▸ TO DO:
Each line below is to be written out in full, exactly as shown.

[Lines of data]

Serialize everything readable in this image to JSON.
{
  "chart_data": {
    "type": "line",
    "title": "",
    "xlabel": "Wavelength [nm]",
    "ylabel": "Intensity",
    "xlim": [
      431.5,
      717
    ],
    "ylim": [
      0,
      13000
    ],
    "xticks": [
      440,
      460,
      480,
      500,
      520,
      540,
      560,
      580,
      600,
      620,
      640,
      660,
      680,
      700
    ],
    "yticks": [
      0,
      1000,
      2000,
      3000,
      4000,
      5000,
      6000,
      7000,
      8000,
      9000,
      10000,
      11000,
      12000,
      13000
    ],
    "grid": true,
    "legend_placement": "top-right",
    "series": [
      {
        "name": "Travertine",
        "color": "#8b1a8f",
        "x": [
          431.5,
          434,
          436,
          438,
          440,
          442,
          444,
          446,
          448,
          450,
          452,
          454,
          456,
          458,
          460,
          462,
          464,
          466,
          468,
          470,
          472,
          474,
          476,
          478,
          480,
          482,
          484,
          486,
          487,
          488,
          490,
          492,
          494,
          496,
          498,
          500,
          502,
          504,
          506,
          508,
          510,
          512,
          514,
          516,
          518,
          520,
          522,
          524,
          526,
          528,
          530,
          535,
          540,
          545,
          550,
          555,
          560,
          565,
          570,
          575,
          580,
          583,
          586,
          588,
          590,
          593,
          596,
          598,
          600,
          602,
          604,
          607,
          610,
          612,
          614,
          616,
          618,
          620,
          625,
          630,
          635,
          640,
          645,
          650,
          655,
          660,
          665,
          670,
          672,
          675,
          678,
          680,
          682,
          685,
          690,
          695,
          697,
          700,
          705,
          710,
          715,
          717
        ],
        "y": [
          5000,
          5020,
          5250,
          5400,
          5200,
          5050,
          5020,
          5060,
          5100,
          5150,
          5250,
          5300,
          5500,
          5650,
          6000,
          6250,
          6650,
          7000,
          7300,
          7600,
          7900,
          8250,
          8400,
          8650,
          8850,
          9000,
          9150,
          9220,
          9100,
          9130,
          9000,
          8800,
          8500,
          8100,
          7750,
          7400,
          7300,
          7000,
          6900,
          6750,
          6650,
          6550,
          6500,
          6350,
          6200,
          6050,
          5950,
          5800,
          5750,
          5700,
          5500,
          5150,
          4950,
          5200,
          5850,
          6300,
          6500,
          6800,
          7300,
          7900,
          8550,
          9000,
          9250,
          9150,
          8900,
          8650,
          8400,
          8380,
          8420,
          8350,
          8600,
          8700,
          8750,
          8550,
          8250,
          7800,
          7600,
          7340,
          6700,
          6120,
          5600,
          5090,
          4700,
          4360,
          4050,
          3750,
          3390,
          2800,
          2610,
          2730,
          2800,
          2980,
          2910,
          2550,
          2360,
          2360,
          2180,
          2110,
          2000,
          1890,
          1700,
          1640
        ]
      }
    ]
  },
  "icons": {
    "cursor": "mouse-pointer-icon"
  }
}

▸ EXERCISE RESULT:
Serialize everything readable in this image to JSON.
{
  "chart_data": {
    "type": "line",
    "title": "",
    "xlabel": "Wavelength [nm]",
    "ylabel": "Intensity",
    "xlim": [
      431.5,
      717
    ],
    "ylim": [
      0,
      13000
    ],
    "xticks": [
      440,
      460,
      480,
      500,
      520,
      540,
      560,
      580,
      600,
      620,
      640,
      660,
      680,
      700
    ],
    "yticks": [
      0,
      1000,
      2000,
      3000,
      4000,
      5000,
      6000,
      7000,
      8000,
      9000,
      10000,
      11000,
      12000,
      13000
    ],
    "grid": true,
    "legend_placement": "top-right",
    "series": [
      {
        "name": "Travertine",
        "color": "#8b1a8f",
        "x": [
          431.5,
          434,
          436,
          438,
          440,
          442,
          444,
          446,
          448,
          450,
          452,
          454,
          456,
          458,
          460,
          462,
          464,
          466,
          468,
          470,
          472,
          474,
          476,
          478,
          480,
          482,
          484,
          486,
          487,
          488,
          490,
          492,
          494,
          496,
          498,
          500,
          502,
          504,
          506,
          508,
          510,
          512,
          514,
          516,
          518,
          520,
          522,
          524,
          526,
          528,
          530,
          535,
          540,
          545,
          550,
          555,
          560,
          565,
          570,
          575,
          580,
          583,
          586,
          588,
          590,
          593,
          596,
          598,
          600,
          602,
          604,
          607,
          610,
          612,
          614,
          616,
          618,
          620,
          625,
          630,
          635,
          640,
          645,
          650,
          655,
          660,
          665,
          670,
          672,
          675,
          678,
          680,
          682,
          685,
          690,
          695,
          697,
          700,
          705,
          710,
          715,
          717
        ],
        "y": [
          5000,
          5020,
          5250,
          5400,
          5200,
          5050,
          5020,
          5060,
          5100,
          5150,
          5250,
          5300,
          5500,
          5650,
          6000,
          6250,
          6650,
          7000,
          7300,
          7600,
          7900,
          8250,
          8400,
          8650,
          8850,
          9000,
          9150,
          9220,
          9100,
          9130,
          9000,
          8800,
          8500,
          8100,
          7750,
          7400,
          7300,
          7000,
          6900,
          6750,
          6650,
          6550,
          6500,
          6350,
          6200,
          6050,
          5950,
          5800,
          5750,
          5700,
          5500,
          5150,
          4950,
          5200,
          5850,
          6300,
          6500,
          6800,
          7300,
          7900,
          8550,
          9000,
          9250,
          9150,
          8900,
          8650,
          8400,
          8380,
          8420,
          8350,
          8600,
          8700,
          8750,
          8550,
          8250,
          7800,
          7600,
          7340,
          6700,
          6120,
          5600,
          5090,
          4700,
          4360,
          4050,
          3750,
          3390,
          2800,
          2610,
          2730,
          2800,
          2980,
          2910,
          2550,
          2360,
          2360,
          2180,
          2110,
          2000,
          1890,
          1700,
          1640
        ]
      }
    ]
  },
  "icons": {
    "cursor": "mouse-pointer-icon"
  }
}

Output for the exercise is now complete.